• _EXTRACTED MATERIAL_:
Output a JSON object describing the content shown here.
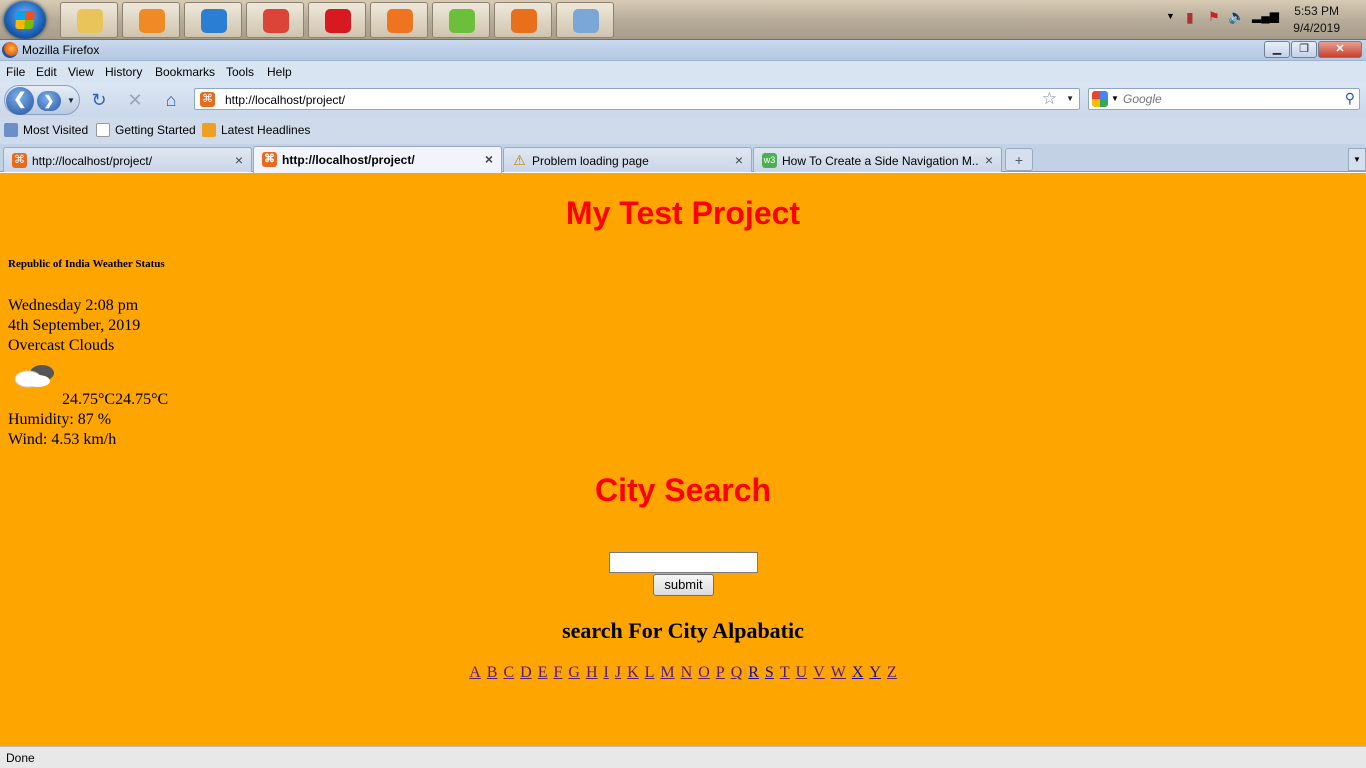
{
  "taskbar": {
    "apps": [
      {
        "name": "explorer",
        "color": "#e8c45a"
      },
      {
        "name": "media-player",
        "color": "#f08a24"
      },
      {
        "name": "internet-explorer",
        "color": "#2a7fd4"
      },
      {
        "name": "chrome",
        "color": "#db4437"
      },
      {
        "name": "opera",
        "color": "#d61a1f"
      },
      {
        "name": "xampp",
        "color": "#f0741f"
      },
      {
        "name": "notepad-plus",
        "color": "#6bbf3a"
      },
      {
        "name": "firefox",
        "color": "#e8701a"
      },
      {
        "name": "paint",
        "color": "#7aa6d8"
      }
    ],
    "clock_time": "5:53 PM",
    "clock_date": "9/4/2019"
  },
  "window": {
    "title": "Mozilla Firefox"
  },
  "menu": [
    "File",
    "Edit",
    "View",
    "History",
    "Bookmarks",
    "Tools",
    "Help"
  ],
  "nav": {
    "url": "http://localhost/project/",
    "search_placeholder": "Google"
  },
  "bookmarks": [
    "Most Visited",
    "Getting Started",
    "Latest Headlines"
  ],
  "tabs": [
    {
      "label": "http://localhost/project/",
      "active": false,
      "icon_color": "#e86a1d"
    },
    {
      "label": "http://localhost/project/",
      "active": true,
      "icon_color": "#e86a1d"
    },
    {
      "label": "Problem loading page",
      "active": false,
      "icon_color": "#e8c21a"
    },
    {
      "label": "How To Create a Side Navigation M...",
      "active": false,
      "icon_color": "#4caf50"
    }
  ],
  "page": {
    "heading": "My Test Project",
    "weather_heading": "Republic of India Weather Status",
    "day_time": "Wednesday 2:08 pm",
    "date": "4th September, 2019",
    "condition": "Overcast Clouds",
    "temperature": "24.75°C24.75°C",
    "humidity": "Humidity: 87 %",
    "wind": "Wind: 4.53 km/h",
    "city_search_heading": "City Search",
    "search_value": "",
    "submit_label": "submit",
    "alpha_heading": "search For City Alpabatic",
    "letters": [
      "A",
      "B",
      "C",
      "D",
      "E",
      "F",
      "G",
      "H",
      "I",
      "J",
      "K",
      "L",
      "M",
      "N",
      "O",
      "P",
      "Q",
      "R",
      "S",
      "T",
      "U",
      "V",
      "W",
      "X",
      "Y",
      "Z"
    ],
    "accent_color": "#ff0000",
    "background_color": "#ffa500"
  },
  "status": "Done"
}
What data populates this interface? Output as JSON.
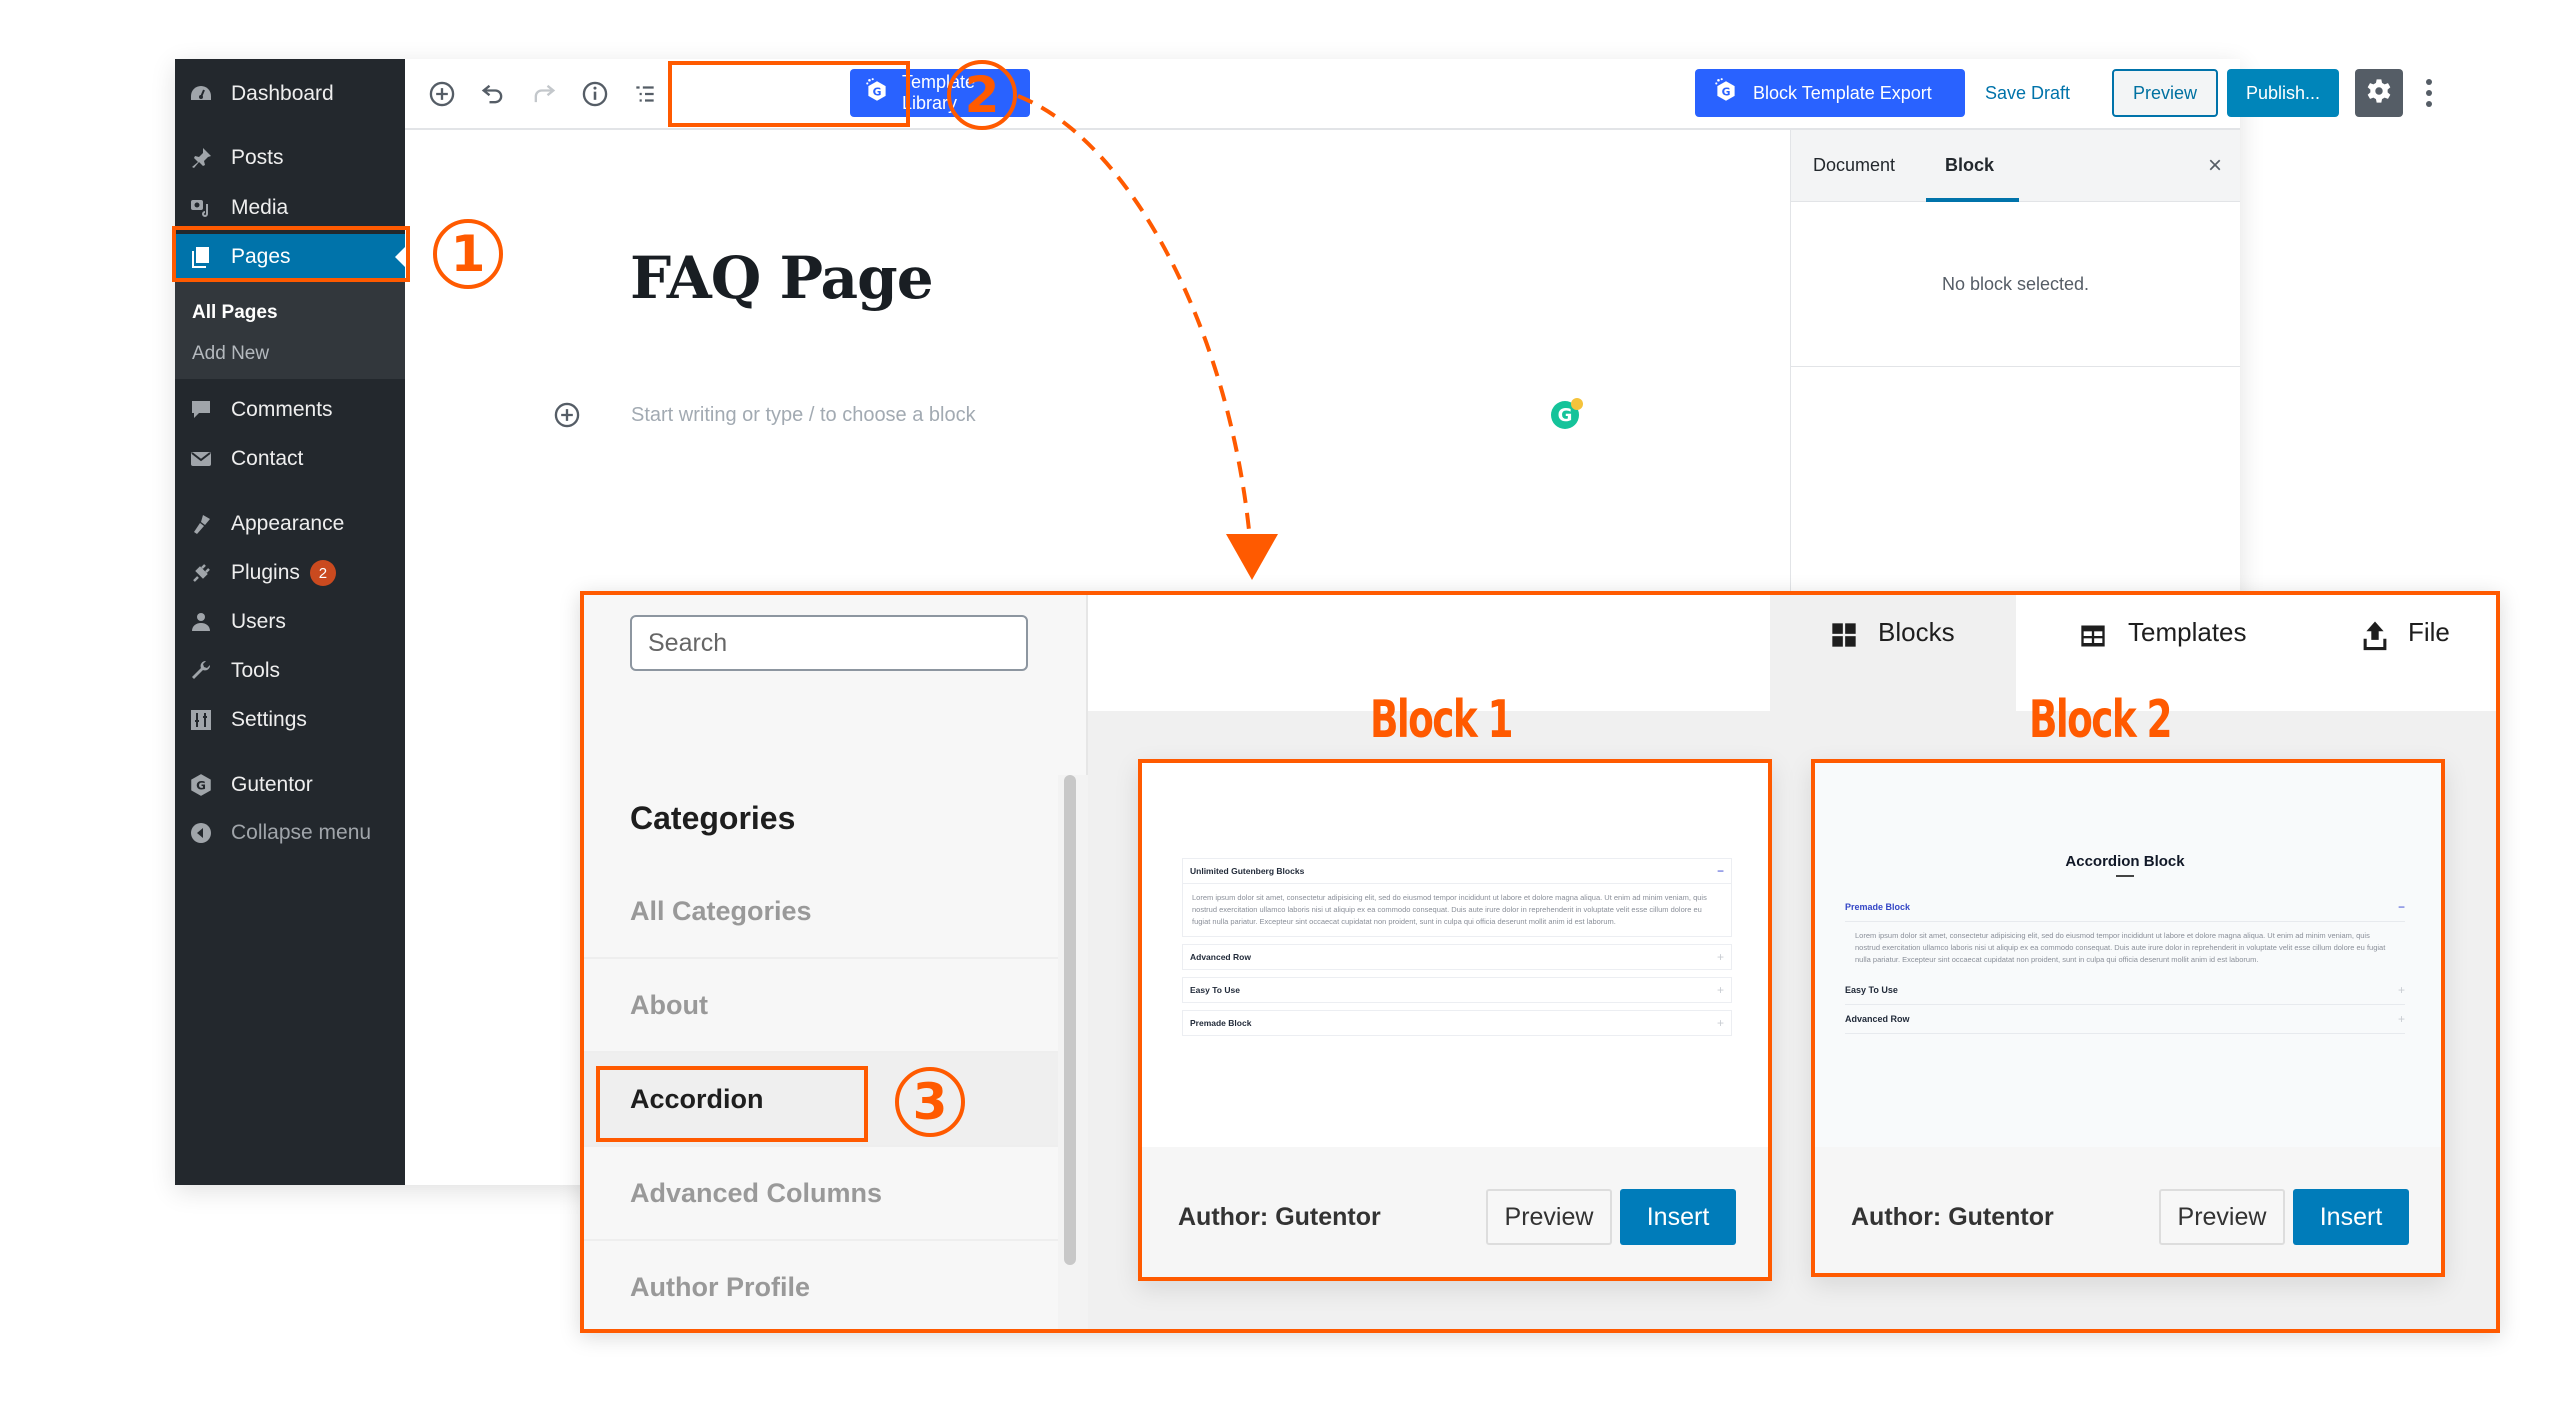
{
  "sidebar": {
    "items": [
      {
        "label": "Dashboard",
        "icon": "dashboard-icon"
      },
      {
        "label": "Posts",
        "icon": "pin-icon"
      },
      {
        "label": "Media",
        "icon": "media-icon"
      },
      {
        "label": "Pages",
        "icon": "pages-icon",
        "active": true
      },
      {
        "label": "Comments",
        "icon": "comment-icon"
      },
      {
        "label": "Contact",
        "icon": "envelope-icon"
      },
      {
        "label": "Appearance",
        "icon": "paintbrush-icon"
      },
      {
        "label": "Plugins",
        "icon": "plug-icon",
        "badge": "2"
      },
      {
        "label": "Users",
        "icon": "user-icon"
      },
      {
        "label": "Tools",
        "icon": "wrench-icon"
      },
      {
        "label": "Settings",
        "icon": "sliders-icon"
      },
      {
        "label": "Gutentor",
        "icon": "gutentor-icon"
      },
      {
        "label": "Collapse menu",
        "icon": "collapse-icon"
      }
    ],
    "submenu": [
      {
        "label": "All Pages",
        "current": true
      },
      {
        "label": "Add New"
      }
    ]
  },
  "toolbar": {
    "template_library_label": "Template Library",
    "block_template_export_label": "Block Template Export",
    "save_draft_label": "Save Draft",
    "preview_label": "Preview",
    "publish_label": "Publish..."
  },
  "editor": {
    "title": "FAQ Page",
    "placeholder": "Start writing or type / to choose a block"
  },
  "settings_panel": {
    "tabs": [
      "Document",
      "Block"
    ],
    "active_tab": "Block",
    "close_label": "×",
    "empty_message": "No block selected."
  },
  "library": {
    "search_placeholder": "Search",
    "categories_heading": "Categories",
    "categories": [
      "All Categories",
      "About",
      "Accordion",
      "Advanced Columns",
      "Author Profile"
    ],
    "selected_category": "Accordion",
    "tabs": [
      {
        "label": "Blocks",
        "icon": "grid-icon",
        "active": true
      },
      {
        "label": "Templates",
        "icon": "table-icon"
      },
      {
        "label": "File",
        "icon": "upload-icon"
      }
    ],
    "cards": [
      {
        "annotation": "Block 1",
        "author": "Author: Gutentor",
        "preview_label": "Preview",
        "insert_label": "Insert",
        "preview": {
          "rows": [
            {
              "title": "Unlimited Gutenberg Blocks",
              "open": true,
              "body": "Lorem ipsum dolor sit amet, consectetur adipisicing elit, sed do eiusmod tempor incididunt ut labore et dolore magna aliqua. Ut enim ad minim veniam, quis nostrud exercitation ullamco laboris nisi ut aliquip ex ea commodo consequat. Duis aute irure dolor in reprehenderit in voluptate velit esse cillum dolore eu fugiat nulla pariatur. Excepteur sint occaecat cupidatat non proident, sunt in culpa qui officia deserunt mollit anim id est laborum."
            },
            {
              "title": "Advanced Row",
              "open": false
            },
            {
              "title": "Easy To Use",
              "open": false
            },
            {
              "title": "Premade Block",
              "open": false
            }
          ]
        }
      },
      {
        "annotation": "Block 2",
        "author": "Author: Gutentor",
        "preview_label": "Preview",
        "insert_label": "Insert",
        "preview": {
          "heading": "Accordion Block",
          "rows": [
            {
              "title": "Premade Block",
              "open": true,
              "body": "Lorem ipsum dolor sit amet, consectetur adipisicing elit, sed do eiusmod tempor incididunt ut labore et dolore magna aliqua. Ut enim ad minim veniam, quis nostrud exercitation ullamco laboris nisi ut aliquip ex ea commodo consequat. Duis aute irure dolor in reprehenderit in voluptate velit esse cillum dolore eu fugiat nulla pariatur. Excepteur sint occaecat cupidatat non proident, sunt in culpa qui officia deserunt mollit anim id est laborum."
            },
            {
              "title": "Easy To Use",
              "open": false
            },
            {
              "title": "Advanced Row",
              "open": false
            }
          ]
        }
      }
    ]
  },
  "annotations": {
    "step1": "1",
    "step2": "2",
    "step3": "3",
    "color": "#ff5a00"
  },
  "colors": {
    "wp_admin_dark": "#23282d",
    "wp_blue": "#0073aa",
    "gutentor_blue": "#2962ff",
    "insert_blue": "#007cba",
    "badge_red": "#ca4a1f"
  }
}
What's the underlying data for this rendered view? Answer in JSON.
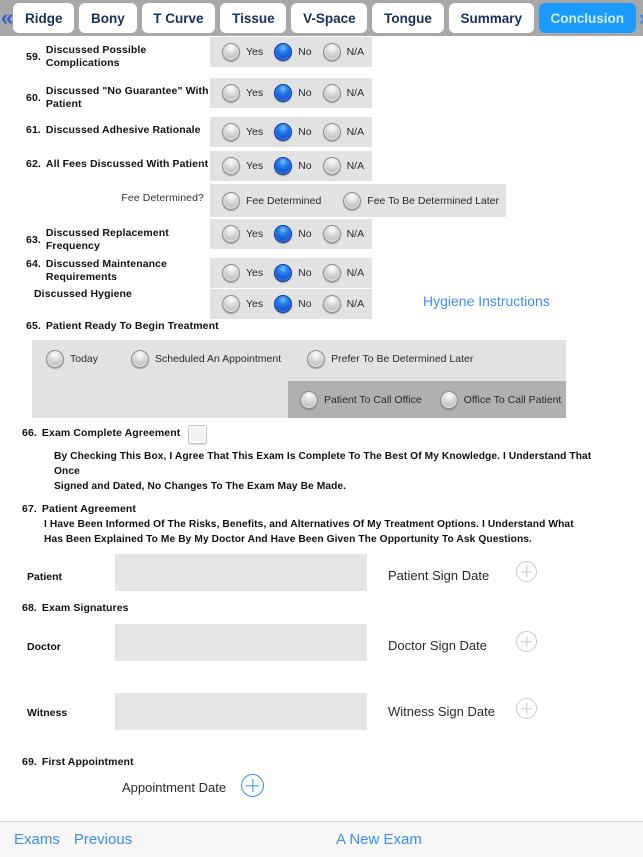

• _YOUR OBJECTIVE_:
Drop the images and quote the entries word for word.

• _SOLUTION TO THE EXERCISE_:
Output a JSON object describing the content shown here.
{
  "taskbar": {
    "apps": [
      {
        "name": "explorer",
        "color": "#e8c45a"
      },
      {
        "name": "media-player",
        "color": "#f08a24"
      },
      {
        "name": "internet-explorer",
        "color": "#2a7fd4"
      },
      {
        "name": "chrome",
        "color": "#db4437"
      },
      {
        "name": "opera",
        "color": "#d61a1f"
      },
      {
        "name": "xampp",
        "color": "#f0741f"
      },
      {
        "name": "notepad-plus",
        "color": "#6bbf3a"
      },
      {
        "name": "firefox",
        "color": "#e8701a"
      },
      {
        "name": "paint",
        "color": "#7aa6d8"
      }
    ],
    "clock_time": "5:53 PM",
    "clock_date": "9/4/2019"
  },
  "window": {
    "title": "Mozilla Firefox"
  },
  "menu": [
    "File",
    "Edit",
    "View",
    "History",
    "Bookmarks",
    "Tools",
    "Help"
  ],
  "nav": {
    "url": "http://localhost/project/",
    "search_placeholder": "Google"
  },
  "bookmarks": [
    "Most Visited",
    "Getting Started",
    "Latest Headlines"
  ],
  "tabs": [
    {
      "label": "http://localhost/project/",
      "active": false,
      "icon_color": "#e86a1d"
    },
    {
      "label": "http://localhost/project/",
      "active": true,
      "icon_color": "#e86a1d"
    },
    {
      "label": "Problem loading page",
      "active": false,
      "icon_color": "#e8c21a"
    },
    {
      "label": "How To Create a Side Navigation M...",
      "active": false,
      "icon_color": "#4caf50"
    }
  ],
  "page": {
    "heading": "My Test Project",
    "weather_heading": "Republic of India Weather Status",
    "day_time": "Wednesday 2:08 pm",
    "date": "4th September, 2019",
    "condition": "Overcast Clouds",
    "temperature": "24.75°C24.75°C",
    "humidity": "Humidity: 87 %",
    "wind": "Wind: 4.53 km/h",
    "city_search_heading": "City Search",
    "search_value": "",
    "submit_label": "submit",
    "alpha_heading": "search For City Alpabatic",
    "letters": [
      "A",
      "B",
      "C",
      "D",
      "E",
      "F",
      "G",
      "H",
      "I",
      "J",
      "K",
      "L",
      "M",
      "N",
      "O",
      "P",
      "Q",
      "R",
      "S",
      "T",
      "U",
      "V",
      "W",
      "X",
      "Y",
      "Z"
    ],
    "accent_color": "#ff0000",
    "background_color": "#ffa500"
  },
  "status": "Done"
}
What data populates this interface? Output as JSON.
{
  "sidebar": {
    "items": [
      {
        "label": "Dashboard",
        "icon": "dashboard-icon"
      },
      {
        "label": "Posts",
        "icon": "pin-icon"
      },
      {
        "label": "Media",
        "icon": "media-icon"
      },
      {
        "label": "Pages",
        "icon": "pages-icon",
        "active": true
      },
      {
        "label": "Comments",
        "icon": "comment-icon"
      },
      {
        "label": "Contact",
        "icon": "envelope-icon"
      },
      {
        "label": "Appearance",
        "icon": "paintbrush-icon"
      },
      {
        "label": "Plugins",
        "icon": "plug-icon",
        "badge": "2"
      },
      {
        "label": "Users",
        "icon": "user-icon"
      },
      {
        "label": "Tools",
        "icon": "wrench-icon"
      },
      {
        "label": "Settings",
        "icon": "sliders-icon"
      },
      {
        "label": "Gutentor",
        "icon": "gutentor-icon"
      },
      {
        "label": "Collapse menu",
        "icon": "collapse-icon"
      }
    ],
    "submenu": [
      {
        "label": "All Pages",
        "current": true
      },
      {
        "label": "Add New"
      }
    ]
  },
  "toolbar": {
    "template_library_label": "Template Library",
    "block_template_export_label": "Block Template Export",
    "save_draft_label": "Save Draft",
    "preview_label": "Preview",
    "publish_label": "Publish..."
  },
  "editor": {
    "title": "FAQ Page",
    "placeholder": "Start writing or type / to choose a block"
  },
  "settings_panel": {
    "tabs": [
      "Document",
      "Block"
    ],
    "active_tab": "Block",
    "close_label": "×",
    "empty_message": "No block selected."
  },
  "library": {
    "search_placeholder": "Search",
    "categories_heading": "Categories",
    "categories": [
      "All Categories",
      "About",
      "Accordion",
      "Advanced Columns",
      "Author Profile"
    ],
    "selected_category": "Accordion",
    "tabs": [
      {
        "label": "Blocks",
        "icon": "grid-icon",
        "active": true
      },
      {
        "label": "Templates",
        "icon": "table-icon"
      },
      {
        "label": "File",
        "icon": "upload-icon"
      }
    ],
    "cards": [
      {
        "annotation": "Block 1",
        "author": "Author: Gutentor",
        "preview_label": "Preview",
        "insert_label": "Insert",
        "preview": {
          "rows": [
            {
              "title": "Unlimited Gutenberg Blocks",
              "open": true,
              "body": "Lorem ipsum dolor sit amet, consectetur adipisicing elit, sed do eiusmod tempor incididunt ut labore et dolore magna aliqua. Ut enim ad minim veniam, quis nostrud exercitation ullamco laboris nisi ut aliquip ex ea commodo consequat. Duis aute irure dolor in reprehenderit in voluptate velit esse cillum dolore eu fugiat nulla pariatur. Excepteur sint occaecat cupidatat non proident, sunt in culpa qui officia deserunt mollit anim id est laborum."
            },
            {
              "title": "Advanced Row",
              "open": false
            },
            {
              "title": "Easy To Use",
              "open": false
            },
            {
              "title": "Premade Block",
              "open": false
            }
          ]
        }
      },
      {
        "annotation": "Block 2",
        "author": "Author: Gutentor",
        "preview_label": "Preview",
        "insert_label": "Insert",
        "preview": {
          "heading": "Accordion Block",
          "rows": [
            {
              "title": "Premade Block",
              "open": true,
              "body": "Lorem ipsum dolor sit amet, consectetur adipisicing elit, sed do eiusmod tempor incididunt ut labore et dolore magna aliqua. Ut enim ad minim veniam, quis nostrud exercitation ullamco laboris nisi ut aliquip ex ea commodo consequat. Duis aute irure dolor in reprehenderit in voluptate velit esse cillum dolore eu fugiat nulla pariatur. Excepteur sint occaecat cupidatat non proident, sunt in culpa qui officia deserunt mollit anim id est laborum."
            },
            {
              "title": "Easy To Use",
              "open": false
            },
            {
              "title": "Advanced Row",
              "open": false
            }
          ]
        }
      }
    ]
  },
  "annotations": {
    "step1": "1",
    "step2": "2",
    "step3": "3",
    "color": "#ff5a00"
  },
  "colors": {
    "wp_admin_dark": "#23282d",
    "wp_blue": "#0073aa",
    "gutentor_blue": "#2962ff",
    "insert_blue": "#007cba",
    "badge_red": "#ca4a1f"
  }
}
What's the underlying data for this rendered view? Answer in JSON.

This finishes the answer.